INPUT MATERIAL.
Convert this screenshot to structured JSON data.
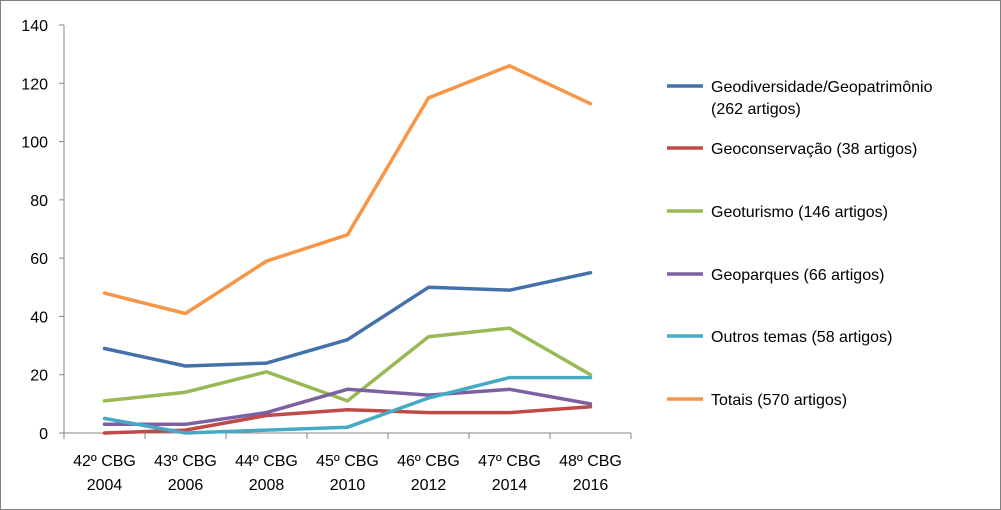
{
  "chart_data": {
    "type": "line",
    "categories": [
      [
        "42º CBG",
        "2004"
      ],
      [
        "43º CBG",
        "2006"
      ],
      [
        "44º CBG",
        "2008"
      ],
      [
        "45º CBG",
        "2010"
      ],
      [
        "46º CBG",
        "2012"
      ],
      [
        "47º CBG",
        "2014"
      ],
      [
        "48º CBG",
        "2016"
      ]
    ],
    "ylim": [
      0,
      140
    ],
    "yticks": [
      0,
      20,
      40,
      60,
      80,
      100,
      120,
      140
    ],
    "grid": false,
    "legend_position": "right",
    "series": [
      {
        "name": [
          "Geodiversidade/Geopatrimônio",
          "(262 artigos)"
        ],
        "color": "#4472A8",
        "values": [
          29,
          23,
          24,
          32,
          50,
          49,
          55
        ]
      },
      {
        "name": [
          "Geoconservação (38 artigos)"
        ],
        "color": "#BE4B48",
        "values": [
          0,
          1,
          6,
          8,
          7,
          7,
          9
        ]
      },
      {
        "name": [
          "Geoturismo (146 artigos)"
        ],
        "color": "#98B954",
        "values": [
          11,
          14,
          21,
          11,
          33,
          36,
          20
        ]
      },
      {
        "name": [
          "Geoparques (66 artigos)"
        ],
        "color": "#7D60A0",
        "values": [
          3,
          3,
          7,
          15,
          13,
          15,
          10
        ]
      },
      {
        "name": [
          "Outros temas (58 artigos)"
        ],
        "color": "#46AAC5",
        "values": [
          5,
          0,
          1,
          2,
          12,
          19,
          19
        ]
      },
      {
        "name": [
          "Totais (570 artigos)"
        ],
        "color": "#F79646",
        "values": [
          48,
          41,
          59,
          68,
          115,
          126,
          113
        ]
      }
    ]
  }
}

* * *

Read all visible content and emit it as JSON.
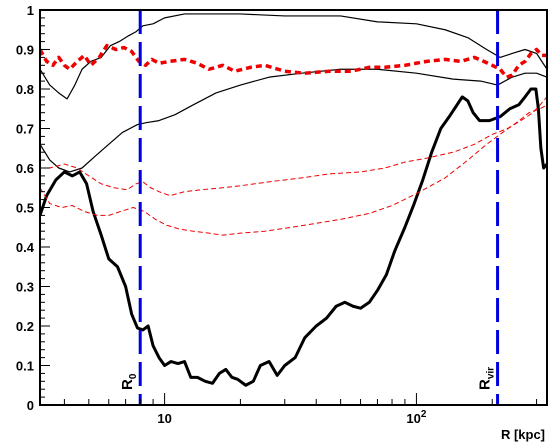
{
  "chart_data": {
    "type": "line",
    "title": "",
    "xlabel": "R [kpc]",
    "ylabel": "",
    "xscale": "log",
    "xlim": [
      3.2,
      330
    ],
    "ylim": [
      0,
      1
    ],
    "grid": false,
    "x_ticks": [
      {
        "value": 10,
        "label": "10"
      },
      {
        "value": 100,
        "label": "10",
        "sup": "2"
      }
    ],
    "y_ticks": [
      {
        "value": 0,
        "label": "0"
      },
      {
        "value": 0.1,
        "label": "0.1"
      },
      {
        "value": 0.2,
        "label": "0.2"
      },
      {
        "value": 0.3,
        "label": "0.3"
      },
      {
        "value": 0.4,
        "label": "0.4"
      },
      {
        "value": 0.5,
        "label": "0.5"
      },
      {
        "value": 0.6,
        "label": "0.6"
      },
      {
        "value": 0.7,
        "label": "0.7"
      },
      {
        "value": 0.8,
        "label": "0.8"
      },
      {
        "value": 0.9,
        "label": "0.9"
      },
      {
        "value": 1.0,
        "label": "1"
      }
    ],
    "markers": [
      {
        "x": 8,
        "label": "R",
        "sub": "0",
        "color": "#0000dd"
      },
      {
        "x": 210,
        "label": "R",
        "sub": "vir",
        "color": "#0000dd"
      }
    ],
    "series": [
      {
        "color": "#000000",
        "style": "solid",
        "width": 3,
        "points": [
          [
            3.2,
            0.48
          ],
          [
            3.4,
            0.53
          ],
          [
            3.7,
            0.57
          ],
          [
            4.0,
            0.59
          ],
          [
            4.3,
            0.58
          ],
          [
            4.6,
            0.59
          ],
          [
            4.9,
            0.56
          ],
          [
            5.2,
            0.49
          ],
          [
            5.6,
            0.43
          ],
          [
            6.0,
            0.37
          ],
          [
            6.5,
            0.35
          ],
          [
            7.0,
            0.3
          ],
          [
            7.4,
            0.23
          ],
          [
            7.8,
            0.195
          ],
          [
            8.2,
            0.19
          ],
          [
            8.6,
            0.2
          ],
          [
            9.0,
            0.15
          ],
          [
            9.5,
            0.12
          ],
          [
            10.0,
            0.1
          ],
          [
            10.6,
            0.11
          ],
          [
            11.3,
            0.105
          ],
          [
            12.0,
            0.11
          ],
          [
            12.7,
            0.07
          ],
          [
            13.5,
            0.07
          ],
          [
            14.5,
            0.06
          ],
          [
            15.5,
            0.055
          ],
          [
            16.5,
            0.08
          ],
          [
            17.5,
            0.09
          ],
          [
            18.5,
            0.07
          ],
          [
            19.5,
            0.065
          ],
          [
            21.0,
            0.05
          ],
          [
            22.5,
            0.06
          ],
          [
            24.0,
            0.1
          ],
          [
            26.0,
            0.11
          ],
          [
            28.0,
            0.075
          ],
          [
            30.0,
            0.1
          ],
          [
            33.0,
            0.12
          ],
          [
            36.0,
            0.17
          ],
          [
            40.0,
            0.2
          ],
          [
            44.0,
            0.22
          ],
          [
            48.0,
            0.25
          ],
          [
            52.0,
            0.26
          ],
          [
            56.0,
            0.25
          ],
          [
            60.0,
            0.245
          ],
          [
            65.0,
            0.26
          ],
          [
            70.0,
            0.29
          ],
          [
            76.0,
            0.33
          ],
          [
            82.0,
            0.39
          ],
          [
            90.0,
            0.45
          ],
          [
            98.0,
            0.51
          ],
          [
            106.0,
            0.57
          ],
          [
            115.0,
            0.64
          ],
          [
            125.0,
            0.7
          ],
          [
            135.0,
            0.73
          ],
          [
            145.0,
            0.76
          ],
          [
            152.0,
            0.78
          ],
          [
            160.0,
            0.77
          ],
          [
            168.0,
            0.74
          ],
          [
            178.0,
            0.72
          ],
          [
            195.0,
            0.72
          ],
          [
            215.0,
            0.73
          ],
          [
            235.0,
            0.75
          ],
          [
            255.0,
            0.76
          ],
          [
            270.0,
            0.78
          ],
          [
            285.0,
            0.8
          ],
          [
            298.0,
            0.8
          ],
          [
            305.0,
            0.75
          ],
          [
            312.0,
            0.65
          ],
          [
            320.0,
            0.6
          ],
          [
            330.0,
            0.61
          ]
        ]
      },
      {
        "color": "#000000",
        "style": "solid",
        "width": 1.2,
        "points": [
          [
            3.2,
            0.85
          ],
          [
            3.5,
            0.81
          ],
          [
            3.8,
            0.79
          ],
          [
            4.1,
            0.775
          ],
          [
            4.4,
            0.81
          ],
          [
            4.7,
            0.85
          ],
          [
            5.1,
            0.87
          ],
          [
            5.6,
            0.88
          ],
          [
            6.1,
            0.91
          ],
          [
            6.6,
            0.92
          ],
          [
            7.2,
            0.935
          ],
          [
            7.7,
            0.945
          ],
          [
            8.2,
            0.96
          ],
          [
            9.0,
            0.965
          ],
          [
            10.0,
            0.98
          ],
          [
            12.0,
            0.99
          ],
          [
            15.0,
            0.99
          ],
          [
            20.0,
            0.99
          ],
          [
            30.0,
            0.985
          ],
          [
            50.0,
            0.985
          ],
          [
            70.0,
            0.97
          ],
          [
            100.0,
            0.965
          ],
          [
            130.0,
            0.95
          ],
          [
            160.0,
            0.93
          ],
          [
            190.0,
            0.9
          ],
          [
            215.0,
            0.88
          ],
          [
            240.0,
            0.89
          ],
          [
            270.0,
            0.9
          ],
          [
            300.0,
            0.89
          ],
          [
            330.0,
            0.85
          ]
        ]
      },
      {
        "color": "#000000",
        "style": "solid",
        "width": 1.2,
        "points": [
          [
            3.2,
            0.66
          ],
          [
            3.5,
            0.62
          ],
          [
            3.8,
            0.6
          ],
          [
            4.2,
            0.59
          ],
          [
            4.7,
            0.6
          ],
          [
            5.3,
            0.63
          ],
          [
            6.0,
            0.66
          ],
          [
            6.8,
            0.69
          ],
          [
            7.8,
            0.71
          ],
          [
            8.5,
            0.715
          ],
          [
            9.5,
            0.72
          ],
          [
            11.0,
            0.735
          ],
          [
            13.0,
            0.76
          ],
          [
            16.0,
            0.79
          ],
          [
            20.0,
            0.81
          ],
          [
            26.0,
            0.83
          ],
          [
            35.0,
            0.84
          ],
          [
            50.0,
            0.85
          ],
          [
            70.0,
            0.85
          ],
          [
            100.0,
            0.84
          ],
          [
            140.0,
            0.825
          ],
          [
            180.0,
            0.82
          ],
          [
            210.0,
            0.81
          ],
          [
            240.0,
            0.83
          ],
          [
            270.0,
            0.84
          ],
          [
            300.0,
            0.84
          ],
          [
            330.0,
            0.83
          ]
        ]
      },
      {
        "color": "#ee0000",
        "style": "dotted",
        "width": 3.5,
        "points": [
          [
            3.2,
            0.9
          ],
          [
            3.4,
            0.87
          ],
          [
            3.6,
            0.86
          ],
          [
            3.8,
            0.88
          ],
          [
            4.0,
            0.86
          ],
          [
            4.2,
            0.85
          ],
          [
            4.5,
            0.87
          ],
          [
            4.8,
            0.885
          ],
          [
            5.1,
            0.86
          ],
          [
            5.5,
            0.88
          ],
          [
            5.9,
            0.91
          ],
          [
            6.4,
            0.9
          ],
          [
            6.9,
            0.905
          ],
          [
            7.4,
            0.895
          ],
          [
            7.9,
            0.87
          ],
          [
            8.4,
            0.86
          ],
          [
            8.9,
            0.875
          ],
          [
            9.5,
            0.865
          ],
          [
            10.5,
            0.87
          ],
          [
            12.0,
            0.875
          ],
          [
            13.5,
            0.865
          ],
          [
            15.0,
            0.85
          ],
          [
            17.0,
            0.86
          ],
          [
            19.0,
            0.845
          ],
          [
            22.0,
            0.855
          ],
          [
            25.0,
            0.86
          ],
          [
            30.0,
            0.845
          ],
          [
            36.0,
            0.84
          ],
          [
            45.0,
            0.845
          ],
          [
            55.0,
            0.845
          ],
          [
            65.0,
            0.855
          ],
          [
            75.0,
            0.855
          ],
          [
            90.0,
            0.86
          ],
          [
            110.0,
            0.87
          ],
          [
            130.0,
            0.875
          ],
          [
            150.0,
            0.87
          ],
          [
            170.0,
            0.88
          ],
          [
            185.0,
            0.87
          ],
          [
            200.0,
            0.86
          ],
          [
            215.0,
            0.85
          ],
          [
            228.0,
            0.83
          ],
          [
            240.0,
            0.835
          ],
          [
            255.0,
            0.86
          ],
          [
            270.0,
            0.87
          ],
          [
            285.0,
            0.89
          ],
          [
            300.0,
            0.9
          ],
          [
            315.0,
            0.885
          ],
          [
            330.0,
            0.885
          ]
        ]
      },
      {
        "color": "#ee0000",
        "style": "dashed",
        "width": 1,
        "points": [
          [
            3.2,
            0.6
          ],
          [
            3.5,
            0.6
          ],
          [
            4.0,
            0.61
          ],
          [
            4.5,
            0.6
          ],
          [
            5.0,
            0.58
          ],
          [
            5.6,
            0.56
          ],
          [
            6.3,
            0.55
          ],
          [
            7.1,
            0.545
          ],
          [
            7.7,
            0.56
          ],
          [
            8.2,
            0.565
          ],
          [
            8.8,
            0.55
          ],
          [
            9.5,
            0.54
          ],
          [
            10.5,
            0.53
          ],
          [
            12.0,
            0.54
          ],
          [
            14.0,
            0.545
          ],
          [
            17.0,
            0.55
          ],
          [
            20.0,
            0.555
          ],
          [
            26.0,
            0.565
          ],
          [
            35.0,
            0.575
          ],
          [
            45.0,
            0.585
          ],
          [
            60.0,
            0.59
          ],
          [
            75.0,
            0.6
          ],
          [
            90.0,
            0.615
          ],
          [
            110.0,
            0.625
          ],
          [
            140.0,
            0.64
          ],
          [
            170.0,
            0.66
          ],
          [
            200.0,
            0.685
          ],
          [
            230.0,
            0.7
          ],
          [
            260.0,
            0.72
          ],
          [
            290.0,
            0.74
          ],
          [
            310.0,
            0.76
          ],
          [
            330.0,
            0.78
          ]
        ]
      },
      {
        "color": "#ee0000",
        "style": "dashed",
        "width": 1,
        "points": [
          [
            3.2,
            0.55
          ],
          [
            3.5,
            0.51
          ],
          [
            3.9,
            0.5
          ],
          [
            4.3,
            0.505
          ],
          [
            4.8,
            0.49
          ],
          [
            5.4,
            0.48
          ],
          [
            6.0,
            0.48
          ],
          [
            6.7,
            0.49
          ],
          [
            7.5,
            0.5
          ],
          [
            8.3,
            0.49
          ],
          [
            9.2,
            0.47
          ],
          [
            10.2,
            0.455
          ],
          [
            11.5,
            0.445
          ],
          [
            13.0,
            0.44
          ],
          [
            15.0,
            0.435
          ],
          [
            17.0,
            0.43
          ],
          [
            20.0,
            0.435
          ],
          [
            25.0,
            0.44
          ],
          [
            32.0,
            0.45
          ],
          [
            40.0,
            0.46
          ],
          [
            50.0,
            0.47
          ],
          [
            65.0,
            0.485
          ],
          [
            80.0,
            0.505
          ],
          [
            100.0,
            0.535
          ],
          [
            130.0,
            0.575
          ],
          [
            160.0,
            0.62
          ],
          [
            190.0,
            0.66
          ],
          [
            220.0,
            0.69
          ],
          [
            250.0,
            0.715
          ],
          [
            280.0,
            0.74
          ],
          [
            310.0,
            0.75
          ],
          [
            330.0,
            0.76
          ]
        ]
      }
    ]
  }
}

TASK DIRECTIONS.
Report the number of lines containing the string "JSON" and add nothing to it.

COMPLETE OUTPUT.
2